++++ Supplied entries ++++
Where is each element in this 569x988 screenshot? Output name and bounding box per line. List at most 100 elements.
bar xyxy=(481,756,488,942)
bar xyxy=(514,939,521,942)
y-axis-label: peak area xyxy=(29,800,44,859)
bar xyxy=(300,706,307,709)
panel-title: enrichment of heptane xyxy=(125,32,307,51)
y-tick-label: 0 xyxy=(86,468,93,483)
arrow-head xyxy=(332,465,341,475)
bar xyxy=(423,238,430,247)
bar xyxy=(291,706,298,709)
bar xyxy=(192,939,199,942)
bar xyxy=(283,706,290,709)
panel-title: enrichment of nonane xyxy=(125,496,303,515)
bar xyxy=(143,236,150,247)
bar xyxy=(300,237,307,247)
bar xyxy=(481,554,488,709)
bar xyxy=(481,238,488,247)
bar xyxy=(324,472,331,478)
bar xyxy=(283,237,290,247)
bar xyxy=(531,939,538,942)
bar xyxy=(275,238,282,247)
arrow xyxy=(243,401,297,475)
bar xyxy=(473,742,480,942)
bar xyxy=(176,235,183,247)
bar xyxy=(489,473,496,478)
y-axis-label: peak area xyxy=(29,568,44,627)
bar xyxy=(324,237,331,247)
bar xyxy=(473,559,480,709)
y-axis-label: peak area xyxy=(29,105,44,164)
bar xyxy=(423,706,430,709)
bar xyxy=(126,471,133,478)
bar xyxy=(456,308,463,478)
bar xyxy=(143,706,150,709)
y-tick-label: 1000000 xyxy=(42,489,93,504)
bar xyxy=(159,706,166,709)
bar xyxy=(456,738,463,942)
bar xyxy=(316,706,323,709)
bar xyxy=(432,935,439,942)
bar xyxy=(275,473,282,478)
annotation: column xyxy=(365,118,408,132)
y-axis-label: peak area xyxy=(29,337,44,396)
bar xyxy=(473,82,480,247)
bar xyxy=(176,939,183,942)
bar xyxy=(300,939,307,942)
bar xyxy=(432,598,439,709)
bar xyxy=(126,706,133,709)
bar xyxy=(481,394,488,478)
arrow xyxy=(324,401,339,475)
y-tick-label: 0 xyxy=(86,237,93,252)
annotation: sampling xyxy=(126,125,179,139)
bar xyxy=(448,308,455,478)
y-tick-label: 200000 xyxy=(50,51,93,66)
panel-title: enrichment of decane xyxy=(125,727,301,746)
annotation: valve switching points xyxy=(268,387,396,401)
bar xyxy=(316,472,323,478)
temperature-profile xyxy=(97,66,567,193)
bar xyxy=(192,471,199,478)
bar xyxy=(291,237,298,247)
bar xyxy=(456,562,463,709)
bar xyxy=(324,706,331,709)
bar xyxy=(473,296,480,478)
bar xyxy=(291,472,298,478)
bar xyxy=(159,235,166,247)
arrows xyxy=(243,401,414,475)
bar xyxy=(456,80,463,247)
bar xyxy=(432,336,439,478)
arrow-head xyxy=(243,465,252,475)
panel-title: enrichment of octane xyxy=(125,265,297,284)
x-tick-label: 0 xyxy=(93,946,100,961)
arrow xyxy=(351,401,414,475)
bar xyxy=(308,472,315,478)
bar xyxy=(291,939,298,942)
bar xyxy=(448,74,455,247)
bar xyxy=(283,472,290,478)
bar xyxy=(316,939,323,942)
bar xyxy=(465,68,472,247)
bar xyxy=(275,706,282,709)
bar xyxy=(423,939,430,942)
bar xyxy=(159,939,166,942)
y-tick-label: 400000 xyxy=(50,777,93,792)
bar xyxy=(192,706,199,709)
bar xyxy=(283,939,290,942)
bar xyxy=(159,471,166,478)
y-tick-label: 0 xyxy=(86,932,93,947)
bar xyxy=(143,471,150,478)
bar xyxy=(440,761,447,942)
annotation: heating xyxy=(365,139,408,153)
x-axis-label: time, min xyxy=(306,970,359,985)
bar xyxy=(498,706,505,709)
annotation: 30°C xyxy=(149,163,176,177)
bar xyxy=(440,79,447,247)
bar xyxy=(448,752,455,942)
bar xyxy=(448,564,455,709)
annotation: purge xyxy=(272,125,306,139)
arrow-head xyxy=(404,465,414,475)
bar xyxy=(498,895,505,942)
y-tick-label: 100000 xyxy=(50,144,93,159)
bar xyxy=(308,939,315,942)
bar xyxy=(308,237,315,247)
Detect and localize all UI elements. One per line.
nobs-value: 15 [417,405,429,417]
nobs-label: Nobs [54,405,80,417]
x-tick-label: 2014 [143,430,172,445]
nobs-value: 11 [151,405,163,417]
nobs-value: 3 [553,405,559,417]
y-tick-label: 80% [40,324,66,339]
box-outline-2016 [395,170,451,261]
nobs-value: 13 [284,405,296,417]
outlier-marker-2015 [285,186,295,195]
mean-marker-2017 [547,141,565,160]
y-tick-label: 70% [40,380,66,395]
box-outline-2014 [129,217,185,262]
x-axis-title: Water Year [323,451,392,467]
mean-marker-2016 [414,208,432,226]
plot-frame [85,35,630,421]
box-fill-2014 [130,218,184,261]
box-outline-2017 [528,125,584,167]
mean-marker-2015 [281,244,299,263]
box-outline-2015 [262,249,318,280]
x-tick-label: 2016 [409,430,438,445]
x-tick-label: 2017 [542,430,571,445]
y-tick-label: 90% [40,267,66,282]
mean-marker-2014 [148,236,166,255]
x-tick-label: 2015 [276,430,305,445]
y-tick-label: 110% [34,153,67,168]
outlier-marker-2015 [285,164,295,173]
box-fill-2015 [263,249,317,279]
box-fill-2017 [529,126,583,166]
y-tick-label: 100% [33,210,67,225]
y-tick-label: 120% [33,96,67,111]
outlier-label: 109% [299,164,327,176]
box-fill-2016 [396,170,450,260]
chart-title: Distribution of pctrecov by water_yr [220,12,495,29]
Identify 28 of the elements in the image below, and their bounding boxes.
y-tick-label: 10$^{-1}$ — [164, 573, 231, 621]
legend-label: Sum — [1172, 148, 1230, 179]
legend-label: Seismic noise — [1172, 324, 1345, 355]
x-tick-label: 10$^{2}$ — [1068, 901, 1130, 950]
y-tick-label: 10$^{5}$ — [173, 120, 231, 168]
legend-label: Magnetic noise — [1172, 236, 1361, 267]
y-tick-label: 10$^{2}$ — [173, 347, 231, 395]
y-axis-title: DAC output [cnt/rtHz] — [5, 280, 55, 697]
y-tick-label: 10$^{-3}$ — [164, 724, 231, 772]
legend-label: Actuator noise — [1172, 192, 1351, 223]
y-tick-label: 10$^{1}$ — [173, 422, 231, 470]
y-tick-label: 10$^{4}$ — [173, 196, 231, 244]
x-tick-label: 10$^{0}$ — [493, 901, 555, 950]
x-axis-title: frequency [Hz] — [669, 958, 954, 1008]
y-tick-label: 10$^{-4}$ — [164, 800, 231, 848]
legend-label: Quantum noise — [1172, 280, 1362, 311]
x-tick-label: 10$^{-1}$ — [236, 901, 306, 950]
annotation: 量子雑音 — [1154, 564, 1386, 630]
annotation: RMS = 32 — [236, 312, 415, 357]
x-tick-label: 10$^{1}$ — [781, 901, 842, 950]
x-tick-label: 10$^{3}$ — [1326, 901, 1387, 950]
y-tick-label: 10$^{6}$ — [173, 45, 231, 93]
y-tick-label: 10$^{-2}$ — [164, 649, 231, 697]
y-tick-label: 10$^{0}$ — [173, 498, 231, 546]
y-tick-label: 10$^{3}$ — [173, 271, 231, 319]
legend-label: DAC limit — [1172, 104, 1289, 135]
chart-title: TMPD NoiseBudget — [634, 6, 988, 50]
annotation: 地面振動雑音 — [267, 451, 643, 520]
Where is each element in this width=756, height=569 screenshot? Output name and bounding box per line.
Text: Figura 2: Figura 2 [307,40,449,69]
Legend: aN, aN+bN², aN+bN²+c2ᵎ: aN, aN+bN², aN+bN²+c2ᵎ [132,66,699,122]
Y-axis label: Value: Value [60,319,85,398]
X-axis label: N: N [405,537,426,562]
++++
Extract the data entries, reproducing each line verbatim, from the first line through the line with "bar xyxy=(275,238,282,247)", including that line.

■ Response to the exercise
Where is each element in this 569x988 screenshot? Output name and bounding box per line. List at most 100 elements.
bar xyxy=(481,756,488,942)
bar xyxy=(514,939,521,942)
y-axis-label: peak area xyxy=(29,800,44,859)
bar xyxy=(300,706,307,709)
panel-title: enrichment of heptane xyxy=(125,32,307,51)
y-tick-label: 0 xyxy=(86,468,93,483)
arrow-head xyxy=(332,465,341,475)
bar xyxy=(423,238,430,247)
bar xyxy=(291,706,298,709)
bar xyxy=(192,939,199,942)
bar xyxy=(283,706,290,709)
panel-title: enrichment of nonane xyxy=(125,496,303,515)
bar xyxy=(143,236,150,247)
bar xyxy=(300,237,307,247)
bar xyxy=(481,554,488,709)
bar xyxy=(481,238,488,247)
bar xyxy=(324,472,331,478)
bar xyxy=(283,237,290,247)
bar xyxy=(531,939,538,942)
bar xyxy=(275,238,282,247)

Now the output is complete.